Data records
· · · ·

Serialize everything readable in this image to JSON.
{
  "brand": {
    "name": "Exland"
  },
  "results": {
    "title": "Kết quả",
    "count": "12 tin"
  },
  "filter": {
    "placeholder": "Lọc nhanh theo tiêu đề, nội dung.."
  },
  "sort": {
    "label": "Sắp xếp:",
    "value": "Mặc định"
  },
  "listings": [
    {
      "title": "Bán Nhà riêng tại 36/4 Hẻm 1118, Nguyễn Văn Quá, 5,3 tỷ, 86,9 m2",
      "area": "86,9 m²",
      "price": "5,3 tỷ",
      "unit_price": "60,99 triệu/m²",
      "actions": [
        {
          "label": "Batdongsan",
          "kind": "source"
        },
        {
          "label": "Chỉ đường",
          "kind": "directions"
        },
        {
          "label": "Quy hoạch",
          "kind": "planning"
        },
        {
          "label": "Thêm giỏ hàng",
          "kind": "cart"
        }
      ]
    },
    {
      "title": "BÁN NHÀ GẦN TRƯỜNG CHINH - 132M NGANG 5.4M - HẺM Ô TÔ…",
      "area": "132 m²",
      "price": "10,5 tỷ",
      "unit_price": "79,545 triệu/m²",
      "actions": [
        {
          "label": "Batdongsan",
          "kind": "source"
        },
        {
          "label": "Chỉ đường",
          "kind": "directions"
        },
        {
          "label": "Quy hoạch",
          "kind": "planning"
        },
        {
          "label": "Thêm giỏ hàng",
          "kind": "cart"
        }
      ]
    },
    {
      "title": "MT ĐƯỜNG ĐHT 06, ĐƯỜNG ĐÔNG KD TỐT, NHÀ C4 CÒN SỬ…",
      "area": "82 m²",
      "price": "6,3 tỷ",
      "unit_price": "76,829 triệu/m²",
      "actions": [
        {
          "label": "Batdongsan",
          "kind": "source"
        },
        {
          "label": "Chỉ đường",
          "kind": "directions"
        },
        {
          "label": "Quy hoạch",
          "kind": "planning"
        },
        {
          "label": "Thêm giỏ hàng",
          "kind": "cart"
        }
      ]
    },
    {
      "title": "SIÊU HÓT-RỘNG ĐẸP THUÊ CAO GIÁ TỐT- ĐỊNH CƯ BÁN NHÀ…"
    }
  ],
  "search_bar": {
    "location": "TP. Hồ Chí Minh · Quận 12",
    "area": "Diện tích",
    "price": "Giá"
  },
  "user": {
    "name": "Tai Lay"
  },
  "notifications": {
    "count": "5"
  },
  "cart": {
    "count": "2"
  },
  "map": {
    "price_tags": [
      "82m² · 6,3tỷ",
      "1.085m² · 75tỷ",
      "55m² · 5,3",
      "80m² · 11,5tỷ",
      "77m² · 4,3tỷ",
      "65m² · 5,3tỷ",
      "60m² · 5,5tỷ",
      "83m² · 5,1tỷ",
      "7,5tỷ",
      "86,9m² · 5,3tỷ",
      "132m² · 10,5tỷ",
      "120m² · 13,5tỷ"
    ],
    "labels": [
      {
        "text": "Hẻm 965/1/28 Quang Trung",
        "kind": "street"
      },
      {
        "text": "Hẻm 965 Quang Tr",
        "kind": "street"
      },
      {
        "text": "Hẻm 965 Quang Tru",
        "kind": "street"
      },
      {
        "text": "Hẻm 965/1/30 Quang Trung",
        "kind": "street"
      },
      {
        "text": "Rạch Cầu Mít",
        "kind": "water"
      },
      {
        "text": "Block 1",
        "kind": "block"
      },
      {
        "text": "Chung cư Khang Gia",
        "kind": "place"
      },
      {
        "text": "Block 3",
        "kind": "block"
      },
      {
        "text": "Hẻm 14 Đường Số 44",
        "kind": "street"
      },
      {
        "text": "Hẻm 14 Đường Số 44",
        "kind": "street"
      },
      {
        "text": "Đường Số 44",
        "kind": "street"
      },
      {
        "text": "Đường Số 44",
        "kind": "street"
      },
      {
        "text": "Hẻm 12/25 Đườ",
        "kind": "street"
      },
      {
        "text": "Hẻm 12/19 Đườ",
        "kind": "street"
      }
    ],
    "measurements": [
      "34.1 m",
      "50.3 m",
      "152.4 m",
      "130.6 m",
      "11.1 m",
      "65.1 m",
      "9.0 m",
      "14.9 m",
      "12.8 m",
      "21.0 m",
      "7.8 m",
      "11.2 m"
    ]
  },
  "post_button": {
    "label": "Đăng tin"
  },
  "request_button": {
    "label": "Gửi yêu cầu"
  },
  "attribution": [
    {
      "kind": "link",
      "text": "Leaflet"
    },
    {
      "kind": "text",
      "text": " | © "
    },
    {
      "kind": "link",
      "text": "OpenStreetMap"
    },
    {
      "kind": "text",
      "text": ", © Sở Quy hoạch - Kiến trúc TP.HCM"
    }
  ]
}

· · · ·

What you need to do: Print every entry exactly as it appears.

Answer in full:
Serialize everything readable in this image to JSON.
{
  "brand": {
    "name": "Exland"
  },
  "results": {
    "title": "Kết quả",
    "count": "12 tin"
  },
  "filter": {
    "placeholder": "Lọc nhanh theo tiêu đề, nội dung.."
  },
  "sort": {
    "label": "Sắp xếp:",
    "value": "Mặc định"
  },
  "listings": [
    {
      "title": "Bán Nhà riêng tại 36/4 Hẻm 1118, Nguyễn Văn Quá, 5,3 tỷ, 86,9 m2",
      "area": "86,9 m²",
      "price": "5,3 tỷ",
      "unit_price": "60,99 triệu/m²",
      "actions": [
        {
          "label": "Batdongsan",
          "kind": "source"
        },
        {
          "label": "Chỉ đường",
          "kind": "directions"
        },
        {
          "label": "Quy hoạch",
          "kind": "planning"
        },
        {
          "label": "Thêm giỏ hàng",
          "kind": "cart"
        }
      ]
    },
    {
      "title": "BÁN NHÀ GẦN TRƯỜNG CHINH - 132M NGANG 5.4M - HẺM Ô TÔ…",
      "area": "132 m²",
      "price": "10,5 tỷ",
      "unit_price": "79,545 triệu/m²",
      "actions": [
        {
          "label": "Batdongsan",
          "kind": "source"
        },
        {
          "label": "Chỉ đường",
          "kind": "directions"
        },
        {
          "label": "Quy hoạch",
          "kind": "planning"
        },
        {
          "label": "Thêm giỏ hàng",
          "kind": "cart"
        }
      ]
    },
    {
      "title": "MT ĐƯỜNG ĐHT 06, ĐƯỜNG ĐÔNG KD TỐT, NHÀ C4 CÒN SỬ…",
      "area": "82 m²",
      "price": "6,3 tỷ",
      "unit_price": "76,829 triệu/m²",
      "actions": [
        {
          "label": "Batdongsan",
          "kind": "source"
        },
        {
          "label": "Chỉ đường",
          "kind": "directions"
        },
        {
          "label": "Quy hoạch",
          "kind": "planning"
        },
        {
          "label": "Thêm giỏ hàng",
          "kind": "cart"
        }
      ]
    },
    {
      "title": "SIÊU HÓT-RỘNG ĐẸP THUÊ CAO GIÁ TỐT- ĐỊNH CƯ BÁN NHÀ…"
    }
  ],
  "search_bar": {
    "location": "TP. Hồ Chí Minh · Quận 12",
    "area": "Diện tích",
    "price": "Giá"
  },
  "user": {
    "name": "Tai Lay"
  },
  "notifications": {
    "count": "5"
  },
  "cart": {
    "count": "2"
  },
  "map": {
    "price_tags": [
      "82m² · 6,3tỷ",
      "1.085m² · 75tỷ",
      "55m² · 5,3",
      "80m² · 11,5tỷ",
      "77m² · 4,3tỷ",
      "65m² · 5,3tỷ",
      "60m² · 5,5tỷ",
      "83m² · 5,1tỷ",
      "7,5tỷ",
      "86,9m² · 5,3tỷ",
      "132m² · 10,5tỷ",
      "120m² · 13,5tỷ"
    ],
    "labels": [
      {
        "text": "Hẻm 965/1/28 Quang Trung",
        "kind": "street"
      },
      {
        "text": "Hẻm 965 Quang Tr",
        "kind": "street"
      },
      {
        "text": "Hẻm 965 Quang Tru",
        "kind": "street"
      },
      {
        "text": "Hẻm 965/1/30 Quang Trung",
        "kind": "street"
      },
      {
        "text": "Rạch Cầu Mít",
        "kind": "water"
      },
      {
        "text": "Block 1",
        "kind": "block"
      },
      {
        "text": "Chung cư Khang Gia",
        "kind": "place"
      },
      {
        "text": "Block 3",
        "kind": "block"
      },
      {
        "text": "Hẻm 14 Đường Số 44",
        "kind": "street"
      },
      {
        "text": "Hẻm 14 Đường Số 44",
        "kind": "street"
      },
      {
        "text": "Đường Số 44",
        "kind": "street"
      },
      {
        "text": "Đường Số 44",
        "kind": "street"
      },
      {
        "text": "Hẻm 12/25 Đườ",
        "kind": "street"
      },
      {
        "text": "Hẻm 12/19 Đườ",
        "kind": "street"
      }
    ],
    "measurements": [
      "34.1 m",
      "50.3 m",
      "152.4 m",
      "130.6 m",
      "11.1 m",
      "65.1 m",
      "9.0 m",
      "14.9 m",
      "12.8 m",
      "21.0 m",
      "7.8 m",
      "11.2 m"
    ]
  },
  "post_button": {
    "label": "Đăng tin"
  },
  "request_button": {
    "label": "Gửi yêu cầu"
  },
  "attribution": [
    {
      "kind": "link",
      "text": "Leaflet"
    },
    {
      "kind": "text",
      "text": " | © "
    },
    {
      "kind": "link",
      "text": "OpenStreetMap"
    },
    {
      "kind": "text",
      "text": ", © Sở Quy hoạch - Kiến trúc TP.HCM"
    }
  ]
}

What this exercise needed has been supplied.